▸ **ページ**
(Home - Jazz Audio 覚え書き / BACK)

一関ベイシー九訪記
  • 前代未聞の10連休は敬遠して、5月も下旬になったので、またぞろ東北の方へ濁り湯めぐりに行ったついでに、ベイシーに寄ってきました。今年の桜は、近場の一本桜である「外大野のしだれ桜」と、邦画で昔の小学校の場面が出てくれば殆どがココでのロケだと言う旧小学校跡のキレイな桜くらいで済ませていたんで、遠出は久しぶりでした。快晴の中を走る高速は気分が良く、一気に秋田港に着いてしまいました。話に聞いていたけど、まだ登ったことが無かった100米もの高みにある展望塔から見た、好天の日本海は絶景でした。ここから出る苫小牧行きのフェリーの埠頭も見えました。
  • そのまま八郎潟の方に向かって、初日の濁り湯は「湯の腰温泉」にしました。翌朝の「松川温泉」が何とも良いお湯で、気持ち良くなったのでそのまま「ベイシー」に一走り。まぁ、週末だから体調でも崩していない限りは、「随時定休日」じゃないだろうとの読みが当たり、2時に着いたら店頭のランプが付いていたので一安心。(これまでも何度か、「随時定休日」では、ほぞを噛んだ覚えがあるのです。)
  • ベイシーを出て盛岡に戻ると、田沢湖の水沢温泉郷の「元湯」を楽しんで2日目は終わり。3日目は、朝風呂をやっている「子安峡」、10時から入れる「泥湯温泉」と巡って、栗駒に向かって「須川温泉」「栗駒山荘」と7湯の濁り湯めぐりを満喫出来ました。Nelsonは老境に入って慢性の湿疹持ちなんですが、これだけの硫黄泉に連続して入った御蔭で、流石のしつこい患部の跡形もなくなりました。
  • 娘がViberで「今日は、ベイシーはやってるのぉ・・・」と心配してくれましたが、店頭の駐車場に他県ナンバーが停まっているので安心と見て、いつもの市営駐車場に車を置いて入店。さっと目を走らせるとシェリー・マンのジャケットが掛かっていて、スイフティーよりもカッチリ目の、軽快なドラムスが店内にちていました。客の入りは、まぁ、10人くらいですから、普通の賑わいですね。

▸ **提供資料**
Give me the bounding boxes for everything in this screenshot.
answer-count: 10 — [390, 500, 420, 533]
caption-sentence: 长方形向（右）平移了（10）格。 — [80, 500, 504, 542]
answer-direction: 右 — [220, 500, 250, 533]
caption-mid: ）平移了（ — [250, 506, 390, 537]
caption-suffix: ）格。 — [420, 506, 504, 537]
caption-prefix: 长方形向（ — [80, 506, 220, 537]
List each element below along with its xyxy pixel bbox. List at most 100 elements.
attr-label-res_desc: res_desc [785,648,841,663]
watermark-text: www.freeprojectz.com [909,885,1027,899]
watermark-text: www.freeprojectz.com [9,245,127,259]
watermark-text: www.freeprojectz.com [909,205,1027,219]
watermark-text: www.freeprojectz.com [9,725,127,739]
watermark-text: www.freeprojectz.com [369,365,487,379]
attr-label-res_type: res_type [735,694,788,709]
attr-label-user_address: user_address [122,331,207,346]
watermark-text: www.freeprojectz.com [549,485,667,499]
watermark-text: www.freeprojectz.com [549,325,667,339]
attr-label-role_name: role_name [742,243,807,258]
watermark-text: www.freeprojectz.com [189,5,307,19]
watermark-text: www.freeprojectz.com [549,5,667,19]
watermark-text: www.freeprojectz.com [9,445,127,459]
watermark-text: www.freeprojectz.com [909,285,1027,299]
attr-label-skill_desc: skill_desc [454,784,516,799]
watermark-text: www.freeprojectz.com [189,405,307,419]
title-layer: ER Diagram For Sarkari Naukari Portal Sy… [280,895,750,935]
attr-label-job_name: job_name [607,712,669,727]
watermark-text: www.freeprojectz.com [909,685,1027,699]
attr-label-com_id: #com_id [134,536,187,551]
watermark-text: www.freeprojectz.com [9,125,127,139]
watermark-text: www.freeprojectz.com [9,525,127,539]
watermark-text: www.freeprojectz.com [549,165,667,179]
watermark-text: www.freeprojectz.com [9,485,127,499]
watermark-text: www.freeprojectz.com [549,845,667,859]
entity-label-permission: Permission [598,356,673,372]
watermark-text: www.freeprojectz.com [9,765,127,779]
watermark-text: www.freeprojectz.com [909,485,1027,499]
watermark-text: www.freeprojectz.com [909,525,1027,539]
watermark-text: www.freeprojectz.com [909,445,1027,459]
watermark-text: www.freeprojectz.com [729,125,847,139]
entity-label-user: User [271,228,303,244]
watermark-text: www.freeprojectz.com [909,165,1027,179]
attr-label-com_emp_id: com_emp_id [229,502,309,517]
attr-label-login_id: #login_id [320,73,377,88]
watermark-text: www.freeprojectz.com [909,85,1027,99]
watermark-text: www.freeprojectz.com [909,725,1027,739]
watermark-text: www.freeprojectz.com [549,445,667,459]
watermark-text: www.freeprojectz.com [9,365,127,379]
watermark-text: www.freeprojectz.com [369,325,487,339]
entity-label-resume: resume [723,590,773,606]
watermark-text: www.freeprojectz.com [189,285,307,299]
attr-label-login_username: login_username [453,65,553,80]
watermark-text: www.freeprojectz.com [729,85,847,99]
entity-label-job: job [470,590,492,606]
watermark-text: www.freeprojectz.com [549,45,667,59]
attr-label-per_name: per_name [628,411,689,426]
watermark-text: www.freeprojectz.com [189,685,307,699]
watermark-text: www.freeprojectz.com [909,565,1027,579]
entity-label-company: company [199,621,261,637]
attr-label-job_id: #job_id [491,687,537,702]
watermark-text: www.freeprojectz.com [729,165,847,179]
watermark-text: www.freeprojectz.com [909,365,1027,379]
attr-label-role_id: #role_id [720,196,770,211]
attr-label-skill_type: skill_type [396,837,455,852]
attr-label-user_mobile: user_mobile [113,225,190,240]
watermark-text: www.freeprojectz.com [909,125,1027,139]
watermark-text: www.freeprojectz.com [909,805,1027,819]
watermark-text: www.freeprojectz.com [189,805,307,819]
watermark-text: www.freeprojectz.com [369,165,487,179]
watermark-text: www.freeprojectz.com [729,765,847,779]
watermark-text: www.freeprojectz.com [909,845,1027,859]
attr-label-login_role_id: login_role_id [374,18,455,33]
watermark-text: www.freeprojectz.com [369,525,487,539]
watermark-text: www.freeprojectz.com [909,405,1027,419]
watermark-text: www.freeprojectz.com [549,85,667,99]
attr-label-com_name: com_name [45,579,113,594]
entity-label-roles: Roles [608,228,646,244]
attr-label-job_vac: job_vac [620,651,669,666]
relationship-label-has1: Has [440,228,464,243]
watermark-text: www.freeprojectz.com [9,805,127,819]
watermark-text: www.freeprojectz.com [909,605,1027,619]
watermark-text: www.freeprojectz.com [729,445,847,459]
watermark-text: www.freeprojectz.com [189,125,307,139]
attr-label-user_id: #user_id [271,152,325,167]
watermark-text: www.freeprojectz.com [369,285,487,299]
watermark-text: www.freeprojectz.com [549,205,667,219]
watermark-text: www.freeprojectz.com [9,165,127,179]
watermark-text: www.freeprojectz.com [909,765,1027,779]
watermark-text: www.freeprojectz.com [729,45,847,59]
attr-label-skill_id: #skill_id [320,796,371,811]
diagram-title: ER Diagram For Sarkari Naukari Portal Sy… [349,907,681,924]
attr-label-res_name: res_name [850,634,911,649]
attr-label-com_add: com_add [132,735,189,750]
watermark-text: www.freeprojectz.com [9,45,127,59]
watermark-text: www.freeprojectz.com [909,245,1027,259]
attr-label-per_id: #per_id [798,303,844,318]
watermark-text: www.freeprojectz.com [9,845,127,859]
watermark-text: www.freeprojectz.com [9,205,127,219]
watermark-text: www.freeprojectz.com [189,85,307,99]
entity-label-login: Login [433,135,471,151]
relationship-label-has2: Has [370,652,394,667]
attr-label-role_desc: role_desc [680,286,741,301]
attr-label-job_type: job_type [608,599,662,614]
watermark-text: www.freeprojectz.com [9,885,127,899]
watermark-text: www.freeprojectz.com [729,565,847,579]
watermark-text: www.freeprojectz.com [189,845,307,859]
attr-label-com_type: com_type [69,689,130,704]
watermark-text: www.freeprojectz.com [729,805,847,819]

▸ **課題**
1. 訪問記によると、Nelsonの湿疹の跡がなくなったのはなぜか、1〜3文で説明してください。
2. 記録の中で文字列「title」を含む行はいくつあるか、数だけを答えること。
訪問記と記録のあいだに関連はありません。

▸ **各課題の解答**
1. 濁り湯めぐりで、7湯もの硫黄泉に続けて入ったおかげです。そのためにしつこい患部の跡形もなくなりました。

2. 2